> **SHORT EXERCISE**
Pull every line that holds the word "JSON" from the entries.

> **DATA**
- - -
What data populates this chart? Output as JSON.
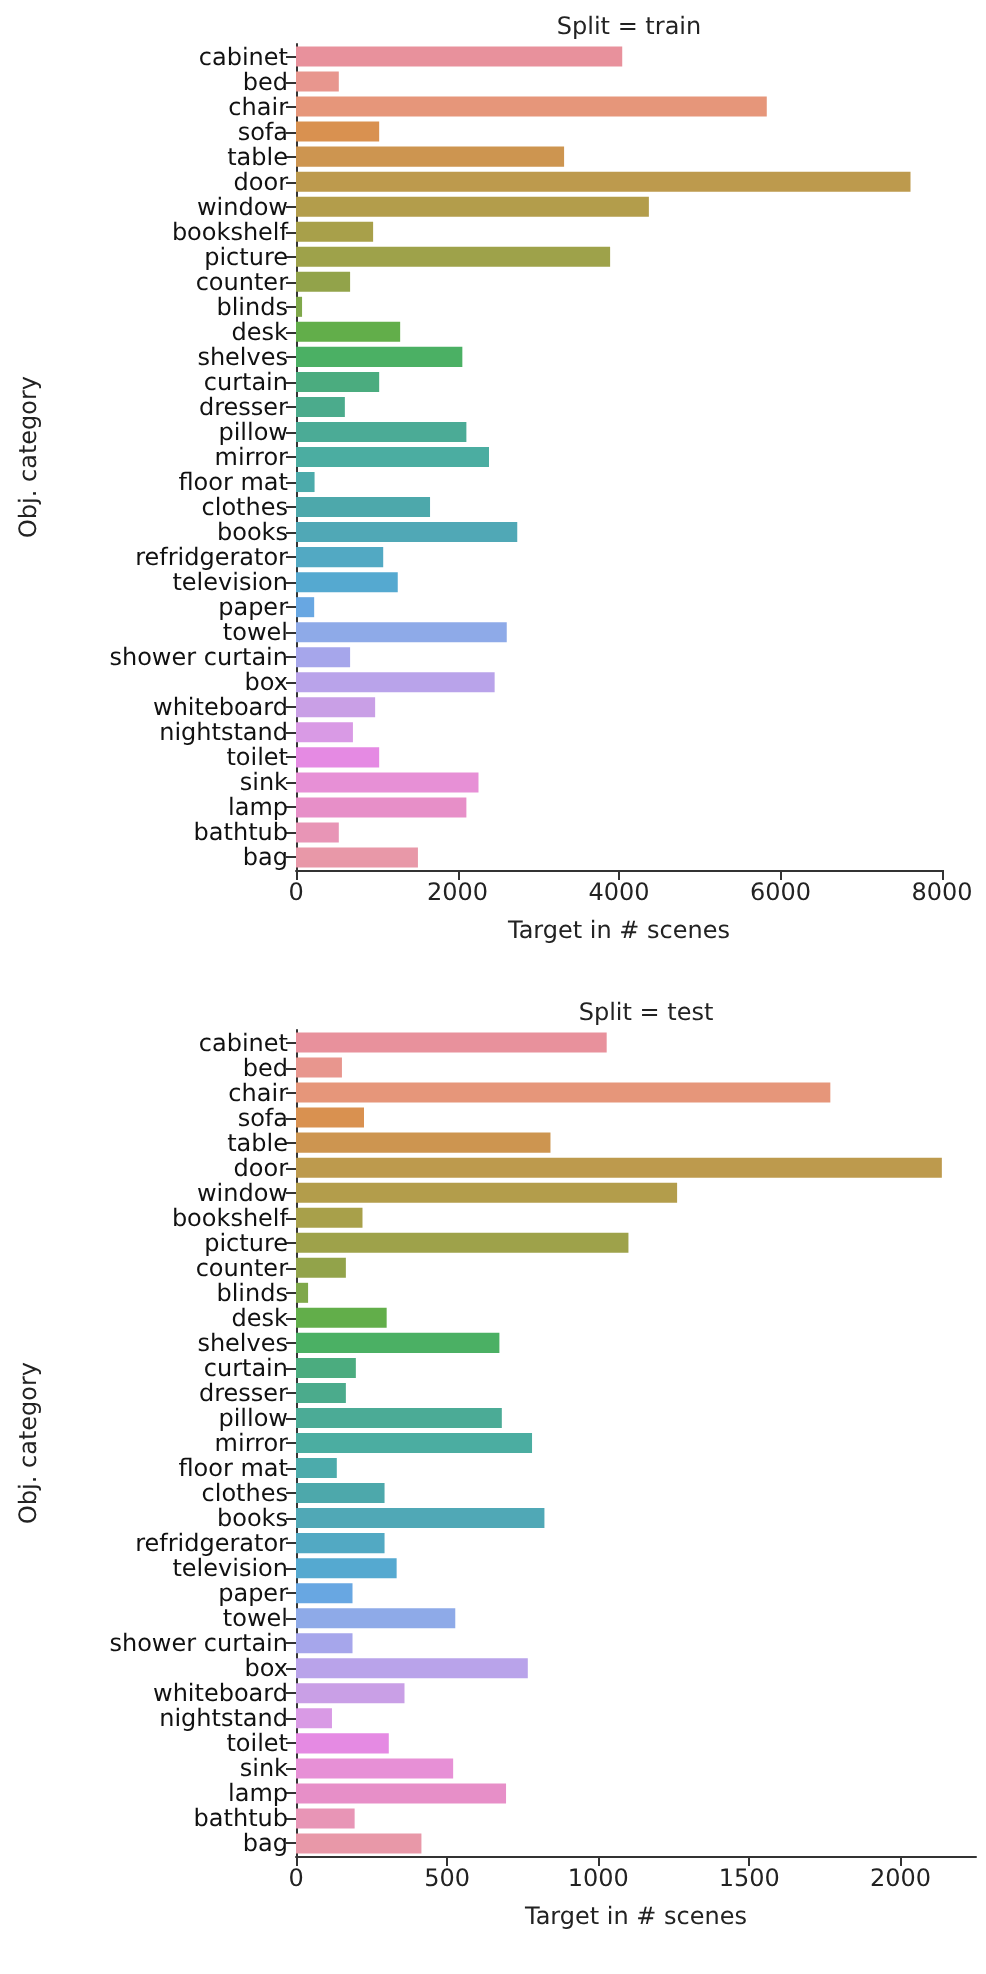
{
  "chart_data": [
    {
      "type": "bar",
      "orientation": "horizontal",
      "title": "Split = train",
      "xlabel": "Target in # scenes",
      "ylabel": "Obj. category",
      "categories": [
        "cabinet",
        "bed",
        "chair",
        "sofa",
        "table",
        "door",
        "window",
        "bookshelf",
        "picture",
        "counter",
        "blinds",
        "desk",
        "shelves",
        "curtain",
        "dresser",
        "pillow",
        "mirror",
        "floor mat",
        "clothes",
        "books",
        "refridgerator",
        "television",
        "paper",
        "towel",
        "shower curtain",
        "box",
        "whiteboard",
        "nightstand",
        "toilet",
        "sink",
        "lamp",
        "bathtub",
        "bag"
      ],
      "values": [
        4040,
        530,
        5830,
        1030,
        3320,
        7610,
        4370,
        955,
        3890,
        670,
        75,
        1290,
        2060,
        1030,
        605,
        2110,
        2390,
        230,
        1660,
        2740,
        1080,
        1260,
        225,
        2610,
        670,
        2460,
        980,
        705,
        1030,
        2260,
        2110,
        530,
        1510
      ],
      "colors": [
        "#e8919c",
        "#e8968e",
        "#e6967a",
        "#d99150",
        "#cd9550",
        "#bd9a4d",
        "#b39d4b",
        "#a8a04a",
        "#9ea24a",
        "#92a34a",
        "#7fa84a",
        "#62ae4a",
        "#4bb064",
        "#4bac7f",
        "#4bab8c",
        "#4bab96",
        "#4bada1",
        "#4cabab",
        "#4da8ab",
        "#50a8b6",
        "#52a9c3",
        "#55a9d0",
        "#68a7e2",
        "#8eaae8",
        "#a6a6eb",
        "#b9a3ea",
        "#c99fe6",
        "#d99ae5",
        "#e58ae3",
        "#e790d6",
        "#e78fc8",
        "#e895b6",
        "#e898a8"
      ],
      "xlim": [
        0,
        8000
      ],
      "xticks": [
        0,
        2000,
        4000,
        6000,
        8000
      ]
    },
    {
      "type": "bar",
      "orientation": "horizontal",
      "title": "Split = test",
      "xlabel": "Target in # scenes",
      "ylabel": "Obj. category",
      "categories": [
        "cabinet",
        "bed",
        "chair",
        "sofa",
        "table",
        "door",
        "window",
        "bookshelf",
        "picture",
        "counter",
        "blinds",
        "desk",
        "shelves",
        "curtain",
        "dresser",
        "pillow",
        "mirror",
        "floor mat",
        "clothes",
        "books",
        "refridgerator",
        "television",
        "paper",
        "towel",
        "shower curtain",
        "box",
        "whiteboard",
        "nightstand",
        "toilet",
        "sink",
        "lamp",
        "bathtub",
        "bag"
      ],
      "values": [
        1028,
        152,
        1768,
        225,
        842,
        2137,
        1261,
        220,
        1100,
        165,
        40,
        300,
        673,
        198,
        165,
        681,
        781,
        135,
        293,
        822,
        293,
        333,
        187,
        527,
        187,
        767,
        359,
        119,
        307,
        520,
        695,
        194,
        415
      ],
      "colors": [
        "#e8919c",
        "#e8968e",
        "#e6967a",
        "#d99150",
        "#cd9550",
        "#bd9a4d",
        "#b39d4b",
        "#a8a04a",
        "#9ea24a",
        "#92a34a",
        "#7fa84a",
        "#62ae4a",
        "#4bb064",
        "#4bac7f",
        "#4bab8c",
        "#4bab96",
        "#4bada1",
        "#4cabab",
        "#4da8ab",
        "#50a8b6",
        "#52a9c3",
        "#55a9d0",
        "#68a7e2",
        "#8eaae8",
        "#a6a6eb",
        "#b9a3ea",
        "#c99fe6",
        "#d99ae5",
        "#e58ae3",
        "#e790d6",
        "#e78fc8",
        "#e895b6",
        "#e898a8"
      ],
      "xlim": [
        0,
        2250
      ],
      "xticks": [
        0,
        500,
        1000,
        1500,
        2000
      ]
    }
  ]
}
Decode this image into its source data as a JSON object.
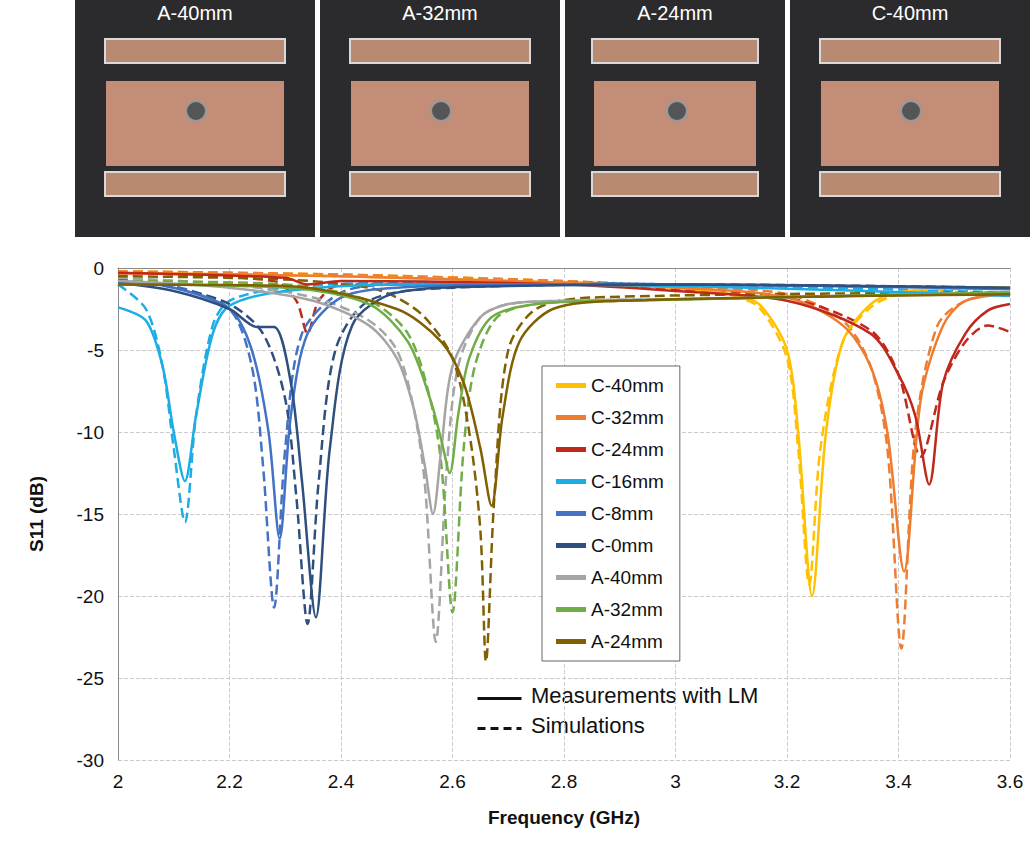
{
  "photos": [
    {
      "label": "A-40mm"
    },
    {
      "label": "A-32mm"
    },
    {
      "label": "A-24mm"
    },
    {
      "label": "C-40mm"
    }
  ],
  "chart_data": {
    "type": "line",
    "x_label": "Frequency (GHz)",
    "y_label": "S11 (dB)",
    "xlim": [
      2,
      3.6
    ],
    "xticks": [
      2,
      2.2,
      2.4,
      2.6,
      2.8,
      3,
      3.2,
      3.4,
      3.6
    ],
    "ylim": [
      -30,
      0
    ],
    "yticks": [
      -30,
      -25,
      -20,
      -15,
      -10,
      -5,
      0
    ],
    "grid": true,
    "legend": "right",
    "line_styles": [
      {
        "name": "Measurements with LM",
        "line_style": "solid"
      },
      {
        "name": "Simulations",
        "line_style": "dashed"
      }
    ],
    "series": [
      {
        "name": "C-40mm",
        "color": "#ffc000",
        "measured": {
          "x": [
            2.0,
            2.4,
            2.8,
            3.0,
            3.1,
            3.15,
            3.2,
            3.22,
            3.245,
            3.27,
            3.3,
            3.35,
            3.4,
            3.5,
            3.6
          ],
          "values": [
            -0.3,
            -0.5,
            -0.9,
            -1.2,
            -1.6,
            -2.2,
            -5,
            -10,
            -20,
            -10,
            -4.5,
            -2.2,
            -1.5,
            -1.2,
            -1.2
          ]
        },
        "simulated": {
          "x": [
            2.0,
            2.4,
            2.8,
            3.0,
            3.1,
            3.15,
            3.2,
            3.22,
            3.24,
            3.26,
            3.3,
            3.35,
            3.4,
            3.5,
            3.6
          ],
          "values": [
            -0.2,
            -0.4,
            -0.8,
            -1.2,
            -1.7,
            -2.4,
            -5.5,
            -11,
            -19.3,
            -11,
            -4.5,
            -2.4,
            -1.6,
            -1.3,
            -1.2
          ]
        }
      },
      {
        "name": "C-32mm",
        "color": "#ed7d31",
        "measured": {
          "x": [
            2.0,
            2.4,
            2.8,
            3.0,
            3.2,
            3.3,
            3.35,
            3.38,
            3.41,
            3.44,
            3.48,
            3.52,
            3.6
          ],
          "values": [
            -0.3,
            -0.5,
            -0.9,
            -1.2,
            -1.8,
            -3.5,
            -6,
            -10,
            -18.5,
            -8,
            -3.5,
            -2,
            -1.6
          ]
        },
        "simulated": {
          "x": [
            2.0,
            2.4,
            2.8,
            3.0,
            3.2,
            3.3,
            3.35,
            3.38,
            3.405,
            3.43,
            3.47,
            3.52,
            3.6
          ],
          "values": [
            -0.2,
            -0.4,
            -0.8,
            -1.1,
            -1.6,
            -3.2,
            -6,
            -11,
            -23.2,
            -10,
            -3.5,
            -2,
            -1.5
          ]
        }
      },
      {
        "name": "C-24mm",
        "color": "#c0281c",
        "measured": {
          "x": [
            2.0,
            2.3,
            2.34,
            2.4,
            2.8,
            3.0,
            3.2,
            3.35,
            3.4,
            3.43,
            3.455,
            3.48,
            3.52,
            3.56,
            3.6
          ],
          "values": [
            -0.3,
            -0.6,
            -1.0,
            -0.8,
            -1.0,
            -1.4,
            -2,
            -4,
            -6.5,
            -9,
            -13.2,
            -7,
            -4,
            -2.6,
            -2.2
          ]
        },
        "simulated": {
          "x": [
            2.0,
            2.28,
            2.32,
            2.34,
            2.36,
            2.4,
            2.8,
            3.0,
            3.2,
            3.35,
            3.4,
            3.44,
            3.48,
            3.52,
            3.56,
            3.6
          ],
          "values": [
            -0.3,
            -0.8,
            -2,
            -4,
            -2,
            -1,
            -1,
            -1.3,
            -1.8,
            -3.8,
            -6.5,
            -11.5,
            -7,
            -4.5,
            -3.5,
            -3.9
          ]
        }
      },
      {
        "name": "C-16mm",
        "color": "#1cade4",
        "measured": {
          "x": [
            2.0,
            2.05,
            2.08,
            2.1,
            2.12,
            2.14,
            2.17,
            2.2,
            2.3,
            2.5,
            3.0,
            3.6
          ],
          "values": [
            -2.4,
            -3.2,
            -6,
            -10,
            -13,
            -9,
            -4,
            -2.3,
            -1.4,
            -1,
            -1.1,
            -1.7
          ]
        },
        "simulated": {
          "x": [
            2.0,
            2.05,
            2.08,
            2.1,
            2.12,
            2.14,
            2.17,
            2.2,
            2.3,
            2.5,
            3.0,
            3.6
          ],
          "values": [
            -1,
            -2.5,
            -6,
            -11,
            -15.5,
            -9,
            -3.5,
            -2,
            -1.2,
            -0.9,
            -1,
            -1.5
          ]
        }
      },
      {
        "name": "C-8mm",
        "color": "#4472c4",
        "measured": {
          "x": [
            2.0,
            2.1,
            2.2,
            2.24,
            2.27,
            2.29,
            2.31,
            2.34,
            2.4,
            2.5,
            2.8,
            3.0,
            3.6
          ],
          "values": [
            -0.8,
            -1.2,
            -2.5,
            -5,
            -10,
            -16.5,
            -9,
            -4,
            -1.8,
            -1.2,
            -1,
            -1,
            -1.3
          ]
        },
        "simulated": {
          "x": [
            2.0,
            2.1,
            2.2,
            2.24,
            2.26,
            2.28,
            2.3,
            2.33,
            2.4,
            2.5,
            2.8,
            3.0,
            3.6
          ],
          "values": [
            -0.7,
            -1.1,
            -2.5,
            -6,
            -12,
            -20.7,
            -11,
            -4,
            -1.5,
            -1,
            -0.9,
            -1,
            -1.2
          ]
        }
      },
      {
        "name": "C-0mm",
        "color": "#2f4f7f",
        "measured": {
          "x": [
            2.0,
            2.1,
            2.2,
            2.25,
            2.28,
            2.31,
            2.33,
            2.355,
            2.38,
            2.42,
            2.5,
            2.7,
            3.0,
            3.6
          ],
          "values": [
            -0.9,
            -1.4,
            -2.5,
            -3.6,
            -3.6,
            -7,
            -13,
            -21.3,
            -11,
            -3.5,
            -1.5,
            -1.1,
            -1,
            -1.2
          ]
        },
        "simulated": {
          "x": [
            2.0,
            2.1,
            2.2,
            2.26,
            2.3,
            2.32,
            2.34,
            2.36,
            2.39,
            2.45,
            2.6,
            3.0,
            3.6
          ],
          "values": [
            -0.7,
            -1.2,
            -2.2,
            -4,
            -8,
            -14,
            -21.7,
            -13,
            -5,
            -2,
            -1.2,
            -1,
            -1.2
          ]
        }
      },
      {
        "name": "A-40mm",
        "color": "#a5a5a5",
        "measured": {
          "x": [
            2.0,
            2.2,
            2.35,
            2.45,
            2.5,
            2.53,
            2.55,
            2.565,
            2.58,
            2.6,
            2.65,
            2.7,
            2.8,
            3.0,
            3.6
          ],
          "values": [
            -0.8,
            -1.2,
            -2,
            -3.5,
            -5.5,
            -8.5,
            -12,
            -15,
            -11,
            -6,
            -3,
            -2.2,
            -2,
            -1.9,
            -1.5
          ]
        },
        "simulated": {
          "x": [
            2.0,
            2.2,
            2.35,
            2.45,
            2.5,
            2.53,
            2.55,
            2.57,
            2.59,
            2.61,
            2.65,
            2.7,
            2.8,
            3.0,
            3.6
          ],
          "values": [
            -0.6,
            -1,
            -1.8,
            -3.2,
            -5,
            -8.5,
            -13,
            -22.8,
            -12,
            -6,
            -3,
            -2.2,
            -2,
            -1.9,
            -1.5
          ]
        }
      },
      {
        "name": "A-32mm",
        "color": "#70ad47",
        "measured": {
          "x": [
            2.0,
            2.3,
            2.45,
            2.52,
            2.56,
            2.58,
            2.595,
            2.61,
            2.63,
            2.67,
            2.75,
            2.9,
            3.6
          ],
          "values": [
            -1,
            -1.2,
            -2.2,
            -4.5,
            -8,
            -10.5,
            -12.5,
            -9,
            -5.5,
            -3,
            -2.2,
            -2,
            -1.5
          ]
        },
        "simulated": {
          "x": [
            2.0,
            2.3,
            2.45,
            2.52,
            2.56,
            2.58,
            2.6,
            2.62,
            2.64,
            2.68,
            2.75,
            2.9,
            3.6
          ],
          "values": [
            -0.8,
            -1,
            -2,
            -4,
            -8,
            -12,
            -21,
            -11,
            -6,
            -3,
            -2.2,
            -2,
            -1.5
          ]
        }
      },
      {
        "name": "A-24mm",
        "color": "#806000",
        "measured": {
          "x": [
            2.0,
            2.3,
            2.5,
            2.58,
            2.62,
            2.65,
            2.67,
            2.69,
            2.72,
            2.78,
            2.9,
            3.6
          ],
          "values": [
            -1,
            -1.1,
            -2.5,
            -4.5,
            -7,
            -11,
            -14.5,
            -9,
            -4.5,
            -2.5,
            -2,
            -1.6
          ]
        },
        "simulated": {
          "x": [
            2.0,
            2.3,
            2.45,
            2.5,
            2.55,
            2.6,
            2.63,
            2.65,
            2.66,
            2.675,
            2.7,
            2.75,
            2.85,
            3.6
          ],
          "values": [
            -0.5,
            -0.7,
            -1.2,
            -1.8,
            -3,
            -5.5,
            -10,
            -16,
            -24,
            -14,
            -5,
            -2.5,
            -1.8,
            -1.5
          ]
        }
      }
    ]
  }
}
- - -
> **TASK ANSWER**
What data populates this chart? Output as JSON.
Decode this image into its source data as a JSON object.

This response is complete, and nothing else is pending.